Output each entry exactly; skip nothing.

━━━ RECORD SET ━━━

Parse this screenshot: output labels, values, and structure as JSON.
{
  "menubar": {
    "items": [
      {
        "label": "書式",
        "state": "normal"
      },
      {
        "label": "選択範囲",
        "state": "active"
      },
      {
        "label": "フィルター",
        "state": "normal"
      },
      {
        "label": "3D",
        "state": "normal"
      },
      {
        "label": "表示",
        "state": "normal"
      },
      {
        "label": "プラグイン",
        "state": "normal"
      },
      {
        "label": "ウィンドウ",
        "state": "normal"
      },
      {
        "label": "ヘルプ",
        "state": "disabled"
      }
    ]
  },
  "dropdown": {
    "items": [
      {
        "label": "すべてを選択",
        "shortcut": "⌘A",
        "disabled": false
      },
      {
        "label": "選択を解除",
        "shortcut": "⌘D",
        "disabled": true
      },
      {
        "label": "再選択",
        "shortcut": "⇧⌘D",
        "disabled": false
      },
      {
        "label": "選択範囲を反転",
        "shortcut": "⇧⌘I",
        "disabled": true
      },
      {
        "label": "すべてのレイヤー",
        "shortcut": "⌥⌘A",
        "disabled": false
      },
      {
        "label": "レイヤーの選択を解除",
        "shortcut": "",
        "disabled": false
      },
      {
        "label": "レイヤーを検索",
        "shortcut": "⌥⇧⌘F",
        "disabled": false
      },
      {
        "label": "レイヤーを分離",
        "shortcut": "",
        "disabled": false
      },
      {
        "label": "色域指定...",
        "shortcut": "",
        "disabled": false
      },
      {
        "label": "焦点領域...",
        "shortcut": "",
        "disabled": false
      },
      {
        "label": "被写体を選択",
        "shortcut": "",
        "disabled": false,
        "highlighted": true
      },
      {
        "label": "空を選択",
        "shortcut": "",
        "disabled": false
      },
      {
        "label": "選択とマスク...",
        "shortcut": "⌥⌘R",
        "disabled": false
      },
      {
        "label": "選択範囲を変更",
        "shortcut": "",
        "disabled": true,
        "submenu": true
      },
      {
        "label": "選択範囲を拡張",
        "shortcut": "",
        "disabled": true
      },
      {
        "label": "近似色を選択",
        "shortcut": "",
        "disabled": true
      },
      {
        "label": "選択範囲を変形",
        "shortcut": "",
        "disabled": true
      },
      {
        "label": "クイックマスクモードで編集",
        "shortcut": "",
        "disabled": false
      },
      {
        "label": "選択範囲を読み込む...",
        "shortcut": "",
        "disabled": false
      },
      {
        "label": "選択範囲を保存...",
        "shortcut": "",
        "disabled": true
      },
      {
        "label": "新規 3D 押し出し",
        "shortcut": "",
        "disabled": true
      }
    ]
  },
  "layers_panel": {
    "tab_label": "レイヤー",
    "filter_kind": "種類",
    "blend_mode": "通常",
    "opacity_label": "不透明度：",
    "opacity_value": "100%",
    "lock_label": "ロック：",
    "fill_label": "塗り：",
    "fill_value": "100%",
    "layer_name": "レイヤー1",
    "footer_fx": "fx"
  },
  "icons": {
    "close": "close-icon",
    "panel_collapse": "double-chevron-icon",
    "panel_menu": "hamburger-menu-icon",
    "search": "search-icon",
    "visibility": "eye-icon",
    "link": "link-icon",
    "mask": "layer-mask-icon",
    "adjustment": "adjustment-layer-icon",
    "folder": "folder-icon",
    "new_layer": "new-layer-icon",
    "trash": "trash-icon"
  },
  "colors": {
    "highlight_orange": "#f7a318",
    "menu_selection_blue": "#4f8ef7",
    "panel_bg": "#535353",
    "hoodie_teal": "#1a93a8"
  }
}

━━━

* **RESULT OF THE EXERCISE**
Parse this screenshot: output labels, values, and structure as JSON.
{
  "menubar": {
    "items": [
      {
        "label": "書式",
        "state": "normal"
      },
      {
        "label": "選択範囲",
        "state": "active"
      },
      {
        "label": "フィルター",
        "state": "normal"
      },
      {
        "label": "3D",
        "state": "normal"
      },
      {
        "label": "表示",
        "state": "normal"
      },
      {
        "label": "プラグイン",
        "state": "normal"
      },
      {
        "label": "ウィンドウ",
        "state": "normal"
      },
      {
        "label": "ヘルプ",
        "state": "disabled"
      }
    ]
  },
  "dropdown": {
    "items": [
      {
        "label": "すべてを選択",
        "shortcut": "⌘A",
        "disabled": false
      },
      {
        "label": "選択を解除",
        "shortcut": "⌘D",
        "disabled": true
      },
      {
        "label": "再選択",
        "shortcut": "⇧⌘D",
        "disabled": false
      },
      {
        "label": "選択範囲を反転",
        "shortcut": "⇧⌘I",
        "disabled": true
      },
      {
        "label": "すべてのレイヤー",
        "shortcut": "⌥⌘A",
        "disabled": false
      },
      {
        "label": "レイヤーの選択を解除",
        "shortcut": "",
        "disabled": false
      },
      {
        "label": "レイヤーを検索",
        "shortcut": "⌥⇧⌘F",
        "disabled": false
      },
      {
        "label": "レイヤーを分離",
        "shortcut": "",
        "disabled": false
      },
      {
        "label": "色域指定...",
        "shortcut": "",
        "disabled": false
      },
      {
        "label": "焦点領域...",
        "shortcut": "",
        "disabled": false
      },
      {
        "label": "被写体を選択",
        "shortcut": "",
        "disabled": false,
        "highlighted": true
      },
      {
        "label": "空を選択",
        "shortcut": "",
        "disabled": false
      },
      {
        "label": "選択とマスク...",
        "shortcut": "⌥⌘R",
        "disabled": false
      },
      {
        "label": "選択範囲を変更",
        "shortcut": "",
        "disabled": true,
        "submenu": true
      },
      {
        "label": "選択範囲を拡張",
        "shortcut": "",
        "disabled": true
      },
      {
        "label": "近似色を選択",
        "shortcut": "",
        "disabled": true
      },
      {
        "label": "選択範囲を変形",
        "shortcut": "",
        "disabled": true
      },
      {
        "label": "クイックマスクモードで編集",
        "shortcut": "",
        "disabled": false
      },
      {
        "label": "選択範囲を読み込む...",
        "shortcut": "",
        "disabled": false
      },
      {
        "label": "選択範囲を保存...",
        "shortcut": "",
        "disabled": true
      },
      {
        "label": "新規 3D 押し出し",
        "shortcut": "",
        "disabled": true
      }
    ]
  },
  "layers_panel": {
    "tab_label": "レイヤー",
    "filter_kind": "種類",
    "blend_mode": "通常",
    "opacity_label": "不透明度：",
    "opacity_value": "100%",
    "lock_label": "ロック：",
    "fill_label": "塗り：",
    "fill_value": "100%",
    "layer_name": "レイヤー1",
    "footer_fx": "fx"
  },
  "icons": {
    "close": "close-icon",
    "panel_collapse": "double-chevron-icon",
    "panel_menu": "hamburger-menu-icon",
    "search": "search-icon",
    "visibility": "eye-icon",
    "link": "link-icon",
    "mask": "layer-mask-icon",
    "adjustment": "adjustment-layer-icon",
    "folder": "folder-icon",
    "new_layer": "new-layer-icon",
    "trash": "trash-icon"
  },
  "colors": {
    "highlight_orange": "#f7a318",
    "menu_selection_blue": "#4f8ef7",
    "panel_bg": "#535353",
    "hoodie_teal": "#1a93a8"
  }
}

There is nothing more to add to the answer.